Stated goal:
Collect every line in the records below that contains the word "fuit".
◆ ◆ ◆
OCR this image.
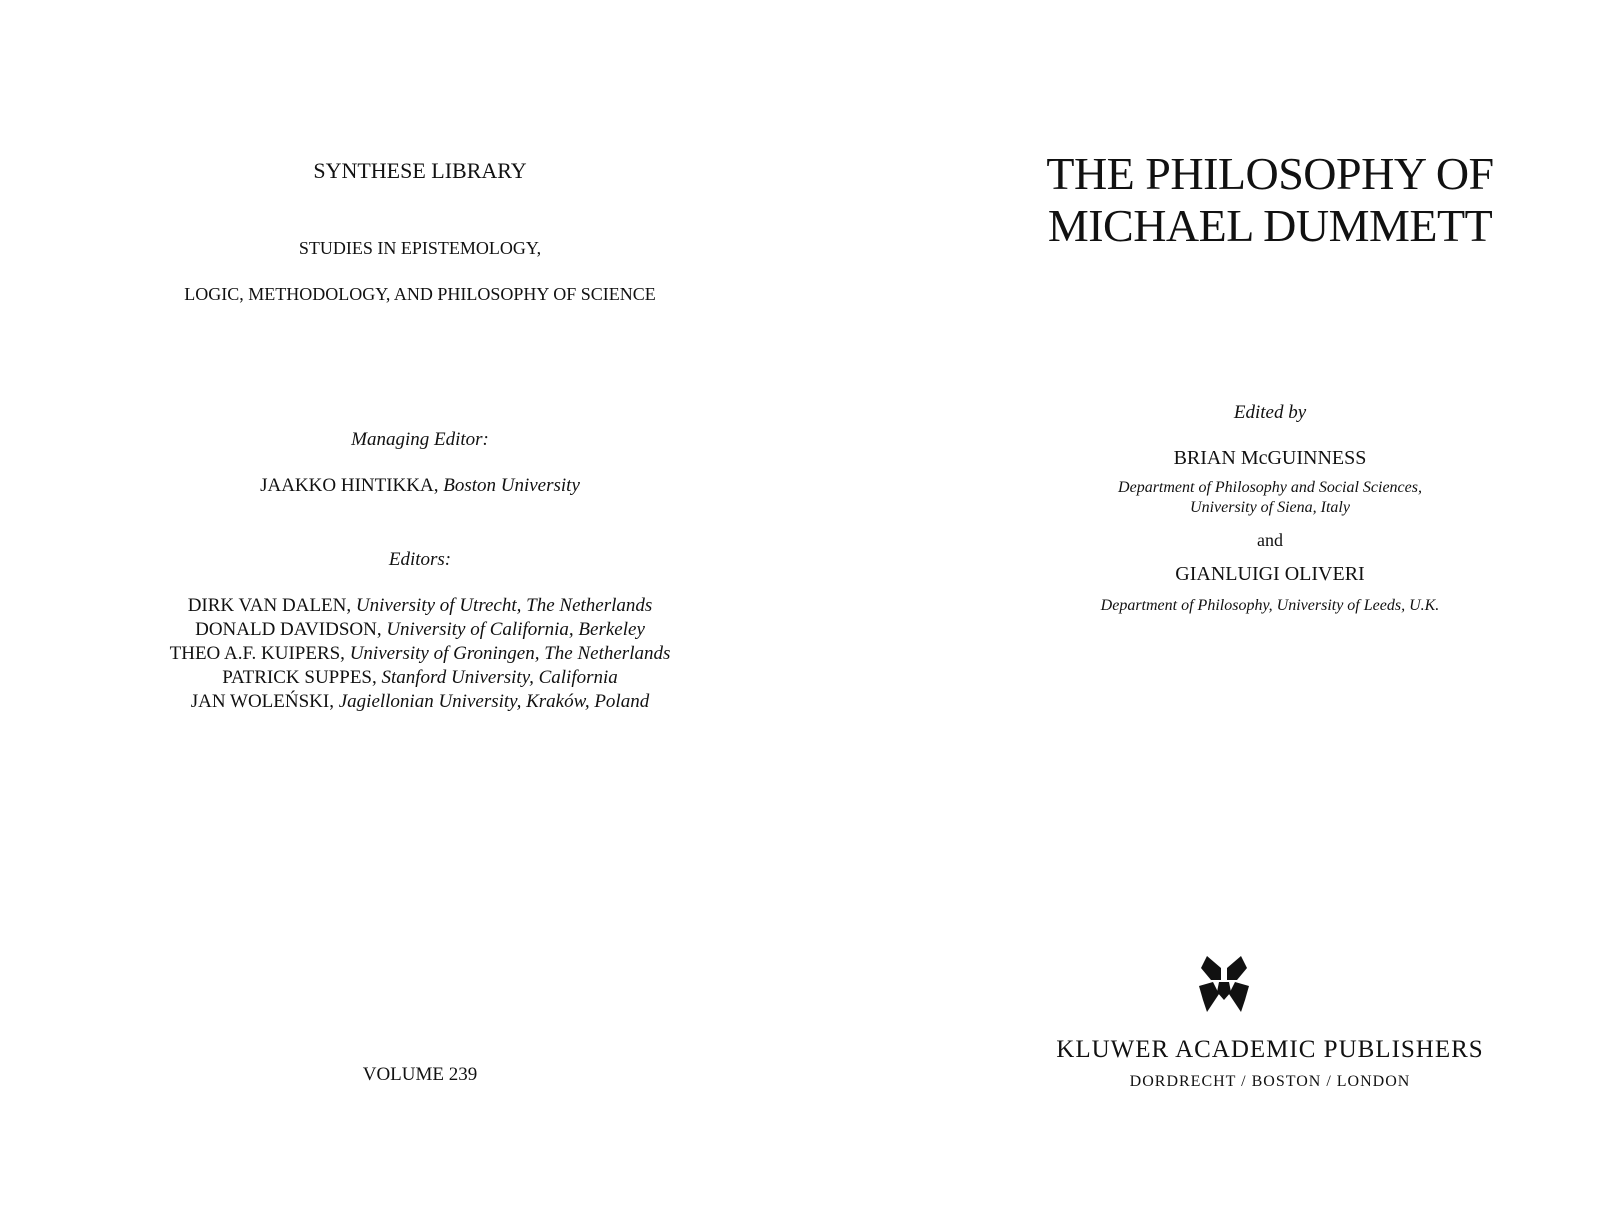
SYNTHESE LIBRARY
STUDIES IN EPISTEMOLOGY,
LOGIC, METHODOLOGY, AND PHILOSOPHY OF SCIENCE
Managing Editor:
JAAKKO HINTIKKA, Boston University
Editors:
DIRK VAN DALEN, University of Utrecht, The Netherlands
DONALD DAVIDSON, University of California, Berkeley
THEO A.F. KUIPERS, University of Groningen, The Netherlands
PATRICK SUPPES, Stanford University, California
JAN WOLEŃSKI, Jagiellonian University, Kraków, Poland
VOLUME 239
THE PHILOSOPHY OF
MICHAEL DUMMETT
Edited by
BRIAN McGUINNESS
Department of Philosophy and Social Sciences,
University of Siena, Italy
and
GIANLUIGI OLIVERI
Department of Philosophy, University of Leeds, U.K.
KLUWER ACADEMIC PUBLISHERS
DORDRECHT / BOSTON / LONDON
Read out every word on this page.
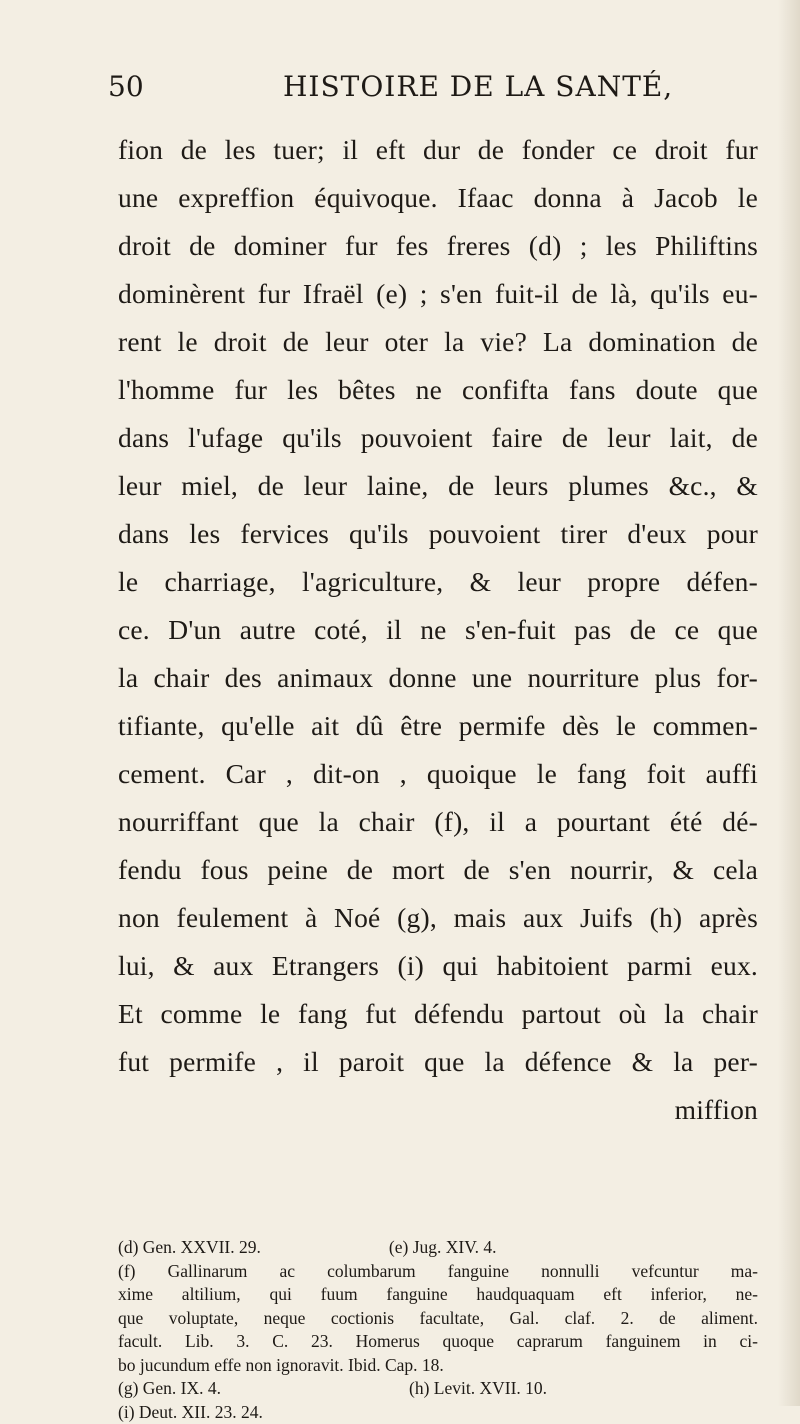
50	HISTOIRE DE LA SANTÉ,
fion de les tuer; il eft dur de fonder ce droit fur
une expreffion équivoque. Ifaac donna à Jacob le
droit de dominer fur fes freres (d) ; les Philiftins
dominèrent fur Ifraël (e) ; s'en fuit-il de là, qu'ils eu-
rent le droit de leur oter la vie? La domination de
l'homme fur les bêtes ne confifta fans doute que
dans l'ufage qu'ils pouvoient faire de leur lait, de
leur miel, de leur laine, de leurs plumes &c., &
dans les fervices qu'ils pouvoient tirer d'eux pour
le charriage, l'agriculture, & leur propre défen-
ce. D'un autre coté, il ne s'en-fuit pas de ce que
la chair des animaux donne une nourriture plus for-
tifiante, qu'elle ait dû être permife dès le commen-
cement. Car , dit-on , quoique le fang foit auffi
nourriffant que la chair (f), il a pourtant été dé-
fendu fous peine de mort de s'en nourrir, & cela
non feulement à Noé (g), mais aux Juifs (h) après
lui, & aux Etrangers (i) qui habitoient parmi eux.
Et comme le fang fut défendu partout où la chair
fut permife , il paroit que la défence & la per-
miffion
(d) Gen. XXVII. 29.	(e) Jug. XIV. 4.
(f) Gallinarum ac columbarum fanguine nonnulli vefcuntur ma-
xime altilium, qui fuum fanguine haudquaquam eft inferior, ne-
que voluptate, neque coctionis facultate, Gal. claf. 2. de aliment.
facult. Lib. 3. C. 23. Homerus quoque caprarum fanguinem in ci-
bo jucundum effe non ignoravit. Ibid. Cap. 18.
(g) Gen. IX. 4.	(h) Levit. XVII. 10.
(i) Deut. XII. 23. 24.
◆ ◆ ◆
Problem solution:
dominèrent fur Ifraël (e) ; s'en fuit-il de là, qu'ils eu-
ce. D'un autre coté, il ne s'en-fuit pas de ce que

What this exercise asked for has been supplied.